Jan 9, 2020  By Jewish National Fund  Category: Environment,

Everything to know about Tu BiShvat, the original Earth Day

When is the last time you wished a tree Happy New Year? The 15th day of the month of Shevat on the Hebrew calendar is a great opportunity. It's known as Tu BiShvat, the New Year for Trees. This year, we will celebrate on Monday, February 10, 2020.

Why is Tu BiShvat in the winter? Why celebrate trees when nothing is growing?

The 15th of Shevat is the midpoint between fall and spring. Once half the winter has passed, its strength is weakened, the cold is not as intense, and the budding process begins.

So, yes, it may be smack in the middle of winter, but Tu BiShvat marks a turning point, a time when under all that cold and snow the sap of the trees is rising, readying for spring. 

It's important if you are a tree… or a person.

Throughout the Torah, trees play an integral role literally and figuratively in the lives of the people of Israel. After all, the Torah says "man is a tree of the field." For this reason, we humans can also celebrate with the trees. A few weeks ago, we read in "The Life of Sarah” that the Jewish people are nurtured by deep roots. Jewish National Fund has taken this idea and showcases it in its literal sense through the hundreds of millions of trees planted to turn Israel's desert sands into lush and bountiful forests.

So how do we observe Tu BiShvat?

We mark the 15th of Shevat by eating fruit. The traditional observance includes a Seder the night of Tu BiShvat (or the night before). You can do this as a part of dinner or after dinner. The table is set with a table cloth and flowers, and the following items are center stage:

Wine or grape juice 
Fruits with a hard pit such as apricots or cherries
Fruits we eat whole (with their seeds) such as blueberries
Fruits with shells or peels, such as oranges, almonds, walnuts
Delicious bread, of course 

Be sure to enjoy some of those fruits for which Israel is famous: olives, dates, grapes, figs and pomegranates.

The blessing for the fruit of the vine

Baruch attah Adonai, Eloheinu melech ha'olam, borei pri ha'gefen.

### Available data:
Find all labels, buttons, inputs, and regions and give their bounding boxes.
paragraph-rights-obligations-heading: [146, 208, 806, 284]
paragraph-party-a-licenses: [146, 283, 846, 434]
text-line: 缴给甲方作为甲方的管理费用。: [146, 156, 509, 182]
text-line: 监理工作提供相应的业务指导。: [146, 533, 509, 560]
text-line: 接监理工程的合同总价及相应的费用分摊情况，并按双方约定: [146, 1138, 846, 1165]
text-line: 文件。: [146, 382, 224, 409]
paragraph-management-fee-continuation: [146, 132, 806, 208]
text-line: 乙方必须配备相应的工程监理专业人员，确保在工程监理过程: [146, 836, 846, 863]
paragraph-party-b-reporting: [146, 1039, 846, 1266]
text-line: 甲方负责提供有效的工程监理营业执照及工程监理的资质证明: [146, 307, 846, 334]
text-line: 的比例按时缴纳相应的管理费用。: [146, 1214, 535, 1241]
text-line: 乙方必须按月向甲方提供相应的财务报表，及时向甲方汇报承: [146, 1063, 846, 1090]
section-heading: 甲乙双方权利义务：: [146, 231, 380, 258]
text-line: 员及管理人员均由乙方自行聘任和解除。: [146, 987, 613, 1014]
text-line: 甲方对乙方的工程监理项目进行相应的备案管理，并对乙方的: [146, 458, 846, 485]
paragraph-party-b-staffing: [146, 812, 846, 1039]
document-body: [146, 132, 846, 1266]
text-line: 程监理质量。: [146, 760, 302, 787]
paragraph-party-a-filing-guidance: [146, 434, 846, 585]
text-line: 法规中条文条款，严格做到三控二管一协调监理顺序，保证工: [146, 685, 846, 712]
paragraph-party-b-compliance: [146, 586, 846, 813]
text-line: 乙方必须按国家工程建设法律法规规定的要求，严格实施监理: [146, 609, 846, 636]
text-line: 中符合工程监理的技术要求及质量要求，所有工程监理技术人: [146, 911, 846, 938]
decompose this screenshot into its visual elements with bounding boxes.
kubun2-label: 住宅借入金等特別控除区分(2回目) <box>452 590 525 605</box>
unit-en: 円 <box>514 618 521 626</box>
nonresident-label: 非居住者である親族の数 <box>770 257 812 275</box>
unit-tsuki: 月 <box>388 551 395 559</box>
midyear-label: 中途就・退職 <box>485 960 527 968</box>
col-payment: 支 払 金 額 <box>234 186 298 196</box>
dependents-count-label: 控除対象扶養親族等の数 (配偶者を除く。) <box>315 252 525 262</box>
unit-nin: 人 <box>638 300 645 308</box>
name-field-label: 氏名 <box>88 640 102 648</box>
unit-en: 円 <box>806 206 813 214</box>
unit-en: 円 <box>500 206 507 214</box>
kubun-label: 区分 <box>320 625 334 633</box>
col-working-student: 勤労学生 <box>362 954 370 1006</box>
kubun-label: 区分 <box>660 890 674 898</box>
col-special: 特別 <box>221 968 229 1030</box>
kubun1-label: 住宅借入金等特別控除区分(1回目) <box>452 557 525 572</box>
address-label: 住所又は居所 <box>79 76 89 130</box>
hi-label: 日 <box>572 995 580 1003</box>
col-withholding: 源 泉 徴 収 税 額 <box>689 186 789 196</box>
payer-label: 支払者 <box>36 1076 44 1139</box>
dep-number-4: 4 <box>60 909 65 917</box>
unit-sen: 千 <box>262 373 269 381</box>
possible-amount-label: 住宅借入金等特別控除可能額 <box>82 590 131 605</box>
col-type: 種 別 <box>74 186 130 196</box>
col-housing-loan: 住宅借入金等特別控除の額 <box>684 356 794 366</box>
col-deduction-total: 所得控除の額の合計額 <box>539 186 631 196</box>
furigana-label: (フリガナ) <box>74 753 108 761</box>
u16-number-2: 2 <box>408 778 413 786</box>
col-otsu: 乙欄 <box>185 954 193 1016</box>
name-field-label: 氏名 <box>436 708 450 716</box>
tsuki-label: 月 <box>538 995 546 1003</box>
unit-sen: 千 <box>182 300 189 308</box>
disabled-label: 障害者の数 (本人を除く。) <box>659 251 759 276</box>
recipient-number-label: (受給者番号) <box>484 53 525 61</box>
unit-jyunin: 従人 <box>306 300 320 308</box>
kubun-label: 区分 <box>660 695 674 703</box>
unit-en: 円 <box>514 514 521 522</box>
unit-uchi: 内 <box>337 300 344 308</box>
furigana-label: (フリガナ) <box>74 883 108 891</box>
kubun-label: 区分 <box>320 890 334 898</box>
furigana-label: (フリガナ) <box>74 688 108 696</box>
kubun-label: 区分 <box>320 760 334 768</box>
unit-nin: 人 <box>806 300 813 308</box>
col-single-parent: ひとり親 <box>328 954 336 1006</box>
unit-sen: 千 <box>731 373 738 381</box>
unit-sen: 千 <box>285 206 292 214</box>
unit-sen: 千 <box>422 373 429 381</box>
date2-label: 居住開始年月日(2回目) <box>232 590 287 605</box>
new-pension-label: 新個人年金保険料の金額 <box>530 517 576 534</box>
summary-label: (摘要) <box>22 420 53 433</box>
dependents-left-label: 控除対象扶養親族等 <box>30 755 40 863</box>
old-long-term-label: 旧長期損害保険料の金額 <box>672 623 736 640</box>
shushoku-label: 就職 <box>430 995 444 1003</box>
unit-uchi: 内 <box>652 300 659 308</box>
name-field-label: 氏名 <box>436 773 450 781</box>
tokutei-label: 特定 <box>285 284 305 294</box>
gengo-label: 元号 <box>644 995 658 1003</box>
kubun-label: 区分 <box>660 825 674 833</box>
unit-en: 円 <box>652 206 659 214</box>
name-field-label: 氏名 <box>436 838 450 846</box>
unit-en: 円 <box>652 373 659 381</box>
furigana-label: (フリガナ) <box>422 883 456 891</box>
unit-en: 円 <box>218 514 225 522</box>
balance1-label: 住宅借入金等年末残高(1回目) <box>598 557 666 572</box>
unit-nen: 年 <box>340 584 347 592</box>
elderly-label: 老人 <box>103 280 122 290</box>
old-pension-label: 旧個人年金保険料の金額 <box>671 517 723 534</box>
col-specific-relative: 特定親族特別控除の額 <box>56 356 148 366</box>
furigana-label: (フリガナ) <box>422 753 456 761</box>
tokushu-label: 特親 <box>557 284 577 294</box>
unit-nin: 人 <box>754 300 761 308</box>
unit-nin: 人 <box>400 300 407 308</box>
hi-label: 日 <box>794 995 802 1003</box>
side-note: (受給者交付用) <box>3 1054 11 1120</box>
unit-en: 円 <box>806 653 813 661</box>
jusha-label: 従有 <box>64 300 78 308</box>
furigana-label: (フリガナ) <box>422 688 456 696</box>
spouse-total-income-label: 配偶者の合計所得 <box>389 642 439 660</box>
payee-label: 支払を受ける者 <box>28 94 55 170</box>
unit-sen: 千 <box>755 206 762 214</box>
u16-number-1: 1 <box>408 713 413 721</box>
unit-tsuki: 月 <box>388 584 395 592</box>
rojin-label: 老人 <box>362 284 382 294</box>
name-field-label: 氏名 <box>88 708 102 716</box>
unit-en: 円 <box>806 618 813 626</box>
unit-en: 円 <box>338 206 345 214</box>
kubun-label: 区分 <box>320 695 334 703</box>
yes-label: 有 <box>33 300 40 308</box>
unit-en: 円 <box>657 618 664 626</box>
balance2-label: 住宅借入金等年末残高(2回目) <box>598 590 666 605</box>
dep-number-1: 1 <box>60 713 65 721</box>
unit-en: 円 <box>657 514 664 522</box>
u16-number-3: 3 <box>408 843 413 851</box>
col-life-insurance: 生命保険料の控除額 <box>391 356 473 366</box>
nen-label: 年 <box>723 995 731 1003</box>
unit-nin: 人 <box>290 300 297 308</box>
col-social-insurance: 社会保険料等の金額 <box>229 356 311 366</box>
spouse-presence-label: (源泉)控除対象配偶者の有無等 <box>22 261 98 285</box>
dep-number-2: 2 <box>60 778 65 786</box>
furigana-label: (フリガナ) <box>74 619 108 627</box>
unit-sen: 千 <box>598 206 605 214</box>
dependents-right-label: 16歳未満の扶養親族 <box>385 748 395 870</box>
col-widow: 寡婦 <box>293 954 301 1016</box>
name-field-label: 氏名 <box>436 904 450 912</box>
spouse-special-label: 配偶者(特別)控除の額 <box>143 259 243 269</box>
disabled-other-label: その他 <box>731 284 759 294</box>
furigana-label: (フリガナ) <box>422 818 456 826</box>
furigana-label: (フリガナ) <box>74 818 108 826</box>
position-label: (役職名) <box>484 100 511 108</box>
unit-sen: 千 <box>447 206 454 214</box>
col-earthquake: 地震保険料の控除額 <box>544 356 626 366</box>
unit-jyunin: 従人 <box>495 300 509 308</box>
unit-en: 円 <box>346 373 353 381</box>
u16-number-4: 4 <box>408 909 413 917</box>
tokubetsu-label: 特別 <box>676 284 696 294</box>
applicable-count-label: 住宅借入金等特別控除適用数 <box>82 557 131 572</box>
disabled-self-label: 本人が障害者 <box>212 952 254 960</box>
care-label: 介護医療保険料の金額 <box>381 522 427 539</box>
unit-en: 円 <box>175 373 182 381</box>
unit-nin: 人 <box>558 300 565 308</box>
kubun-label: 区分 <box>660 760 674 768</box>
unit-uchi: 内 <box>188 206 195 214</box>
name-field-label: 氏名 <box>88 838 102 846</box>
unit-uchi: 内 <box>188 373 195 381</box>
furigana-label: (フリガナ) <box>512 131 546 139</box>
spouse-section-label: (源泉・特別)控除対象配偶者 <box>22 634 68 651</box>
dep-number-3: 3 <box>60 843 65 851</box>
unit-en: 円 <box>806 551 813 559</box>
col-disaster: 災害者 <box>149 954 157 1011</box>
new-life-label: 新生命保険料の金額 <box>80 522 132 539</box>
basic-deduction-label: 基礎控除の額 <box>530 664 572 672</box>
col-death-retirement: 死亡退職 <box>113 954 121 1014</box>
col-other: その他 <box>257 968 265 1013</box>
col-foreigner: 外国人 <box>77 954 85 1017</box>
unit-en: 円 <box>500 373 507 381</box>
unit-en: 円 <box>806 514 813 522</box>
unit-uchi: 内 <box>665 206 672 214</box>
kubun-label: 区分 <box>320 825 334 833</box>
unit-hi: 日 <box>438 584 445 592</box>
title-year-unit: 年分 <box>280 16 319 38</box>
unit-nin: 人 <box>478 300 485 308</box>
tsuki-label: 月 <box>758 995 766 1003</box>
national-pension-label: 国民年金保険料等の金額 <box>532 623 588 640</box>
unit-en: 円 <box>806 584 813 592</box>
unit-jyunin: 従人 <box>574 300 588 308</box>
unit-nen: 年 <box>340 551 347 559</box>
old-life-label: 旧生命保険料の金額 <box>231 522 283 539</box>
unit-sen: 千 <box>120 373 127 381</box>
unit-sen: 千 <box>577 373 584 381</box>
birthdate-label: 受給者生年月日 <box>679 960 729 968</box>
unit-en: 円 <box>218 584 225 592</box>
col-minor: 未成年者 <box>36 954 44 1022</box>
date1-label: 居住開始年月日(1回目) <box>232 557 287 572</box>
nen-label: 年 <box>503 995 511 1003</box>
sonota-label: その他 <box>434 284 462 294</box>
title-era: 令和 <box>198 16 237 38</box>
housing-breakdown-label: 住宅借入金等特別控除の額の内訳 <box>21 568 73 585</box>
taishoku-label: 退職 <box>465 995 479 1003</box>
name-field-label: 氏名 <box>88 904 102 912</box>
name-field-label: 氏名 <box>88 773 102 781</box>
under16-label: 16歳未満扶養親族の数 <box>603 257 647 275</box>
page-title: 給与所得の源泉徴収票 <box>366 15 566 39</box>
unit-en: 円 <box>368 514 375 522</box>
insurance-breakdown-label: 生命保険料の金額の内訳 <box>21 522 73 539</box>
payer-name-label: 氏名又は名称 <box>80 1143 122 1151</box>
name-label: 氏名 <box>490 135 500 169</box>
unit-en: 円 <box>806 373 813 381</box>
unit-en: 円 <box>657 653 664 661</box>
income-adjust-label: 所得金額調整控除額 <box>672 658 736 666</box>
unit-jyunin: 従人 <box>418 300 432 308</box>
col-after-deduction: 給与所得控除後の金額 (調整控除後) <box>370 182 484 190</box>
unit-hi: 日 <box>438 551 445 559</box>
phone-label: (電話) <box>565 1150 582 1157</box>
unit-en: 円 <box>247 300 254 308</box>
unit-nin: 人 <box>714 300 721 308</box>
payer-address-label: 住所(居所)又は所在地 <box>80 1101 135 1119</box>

### About this task:
Please reproduce everything from "Jan 9, 2020" down to "budding process begins." in the Tu BiShvat article above, word for word.

### Exercise solution:
Jan 9, 2020  By Jewish National Fund  Category: Environment,

Everything to know about Tu BiShvat, the original Earth Day

When is the last time you wished a tree Happy New Year? The 15th day of the month of Shevat on the Hebrew calendar is a great opportunity. It's known as Tu BiShvat, the New Year for Trees. This year, we will celebrate on Monday, February 10, 2020.

Why is Tu BiShvat in the winter? Why celebrate trees when nothing is growing?

The 15th of Shevat is the midpoint between fall and spring. Once half the winter has passed, its strength is weakened, the cold is not as intense, and the budding process begins.